WHAT YOU SHOULD DO: From the listing below, pull each line that includes "ALONGADOR".

[Records from a collection]
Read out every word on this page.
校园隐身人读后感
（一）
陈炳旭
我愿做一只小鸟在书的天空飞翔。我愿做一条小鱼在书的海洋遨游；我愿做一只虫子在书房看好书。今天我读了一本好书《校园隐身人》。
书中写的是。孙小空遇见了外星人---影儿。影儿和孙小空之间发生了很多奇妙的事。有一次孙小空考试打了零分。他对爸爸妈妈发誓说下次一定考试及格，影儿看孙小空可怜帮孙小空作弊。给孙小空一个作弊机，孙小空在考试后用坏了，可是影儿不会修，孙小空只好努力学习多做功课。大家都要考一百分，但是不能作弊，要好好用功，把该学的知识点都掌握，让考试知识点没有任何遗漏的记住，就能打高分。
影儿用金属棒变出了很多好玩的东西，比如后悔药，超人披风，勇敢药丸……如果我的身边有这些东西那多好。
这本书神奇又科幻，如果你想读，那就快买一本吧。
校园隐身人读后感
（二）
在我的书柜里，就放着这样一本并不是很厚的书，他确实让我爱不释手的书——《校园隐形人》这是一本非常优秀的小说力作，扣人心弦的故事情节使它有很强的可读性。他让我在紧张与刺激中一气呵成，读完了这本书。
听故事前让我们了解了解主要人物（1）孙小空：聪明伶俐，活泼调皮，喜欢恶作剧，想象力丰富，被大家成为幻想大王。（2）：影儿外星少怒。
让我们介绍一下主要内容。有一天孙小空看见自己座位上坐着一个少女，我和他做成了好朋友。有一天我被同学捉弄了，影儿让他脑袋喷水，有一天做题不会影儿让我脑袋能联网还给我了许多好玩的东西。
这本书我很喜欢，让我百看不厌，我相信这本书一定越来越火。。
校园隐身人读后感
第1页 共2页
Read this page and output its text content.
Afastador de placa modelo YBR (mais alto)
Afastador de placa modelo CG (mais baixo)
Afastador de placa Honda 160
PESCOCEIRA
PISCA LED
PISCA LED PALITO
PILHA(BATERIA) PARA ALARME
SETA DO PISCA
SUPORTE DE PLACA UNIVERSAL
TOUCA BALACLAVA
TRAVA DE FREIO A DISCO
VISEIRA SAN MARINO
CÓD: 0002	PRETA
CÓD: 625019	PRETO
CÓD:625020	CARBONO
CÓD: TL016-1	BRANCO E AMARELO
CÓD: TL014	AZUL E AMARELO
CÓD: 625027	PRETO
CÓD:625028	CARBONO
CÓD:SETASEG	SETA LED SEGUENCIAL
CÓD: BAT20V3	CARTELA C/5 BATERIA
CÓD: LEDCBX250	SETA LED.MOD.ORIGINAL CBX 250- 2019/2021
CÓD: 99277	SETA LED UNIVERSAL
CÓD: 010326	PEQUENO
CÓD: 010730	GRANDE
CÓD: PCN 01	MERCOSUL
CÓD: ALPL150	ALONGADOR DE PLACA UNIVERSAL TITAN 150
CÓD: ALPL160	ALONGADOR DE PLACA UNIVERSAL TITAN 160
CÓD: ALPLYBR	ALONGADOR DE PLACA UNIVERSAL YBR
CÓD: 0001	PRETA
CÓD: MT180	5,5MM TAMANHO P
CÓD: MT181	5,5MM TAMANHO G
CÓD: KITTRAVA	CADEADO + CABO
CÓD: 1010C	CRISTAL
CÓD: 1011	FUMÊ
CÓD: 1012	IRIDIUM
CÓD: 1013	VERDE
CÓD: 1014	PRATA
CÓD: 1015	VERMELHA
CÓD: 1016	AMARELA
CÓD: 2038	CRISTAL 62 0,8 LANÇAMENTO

RESULT OF THIS EXERCISE:
CÓD: ALPL150	ALONGADOR DE PLACA UNIVERSAL TITAN 150
CÓD: ALPL160	ALONGADOR DE PLACA UNIVERSAL TITAN 160
CÓD: ALPLYBR	ALONGADOR DE PLACA UNIVERSAL YBR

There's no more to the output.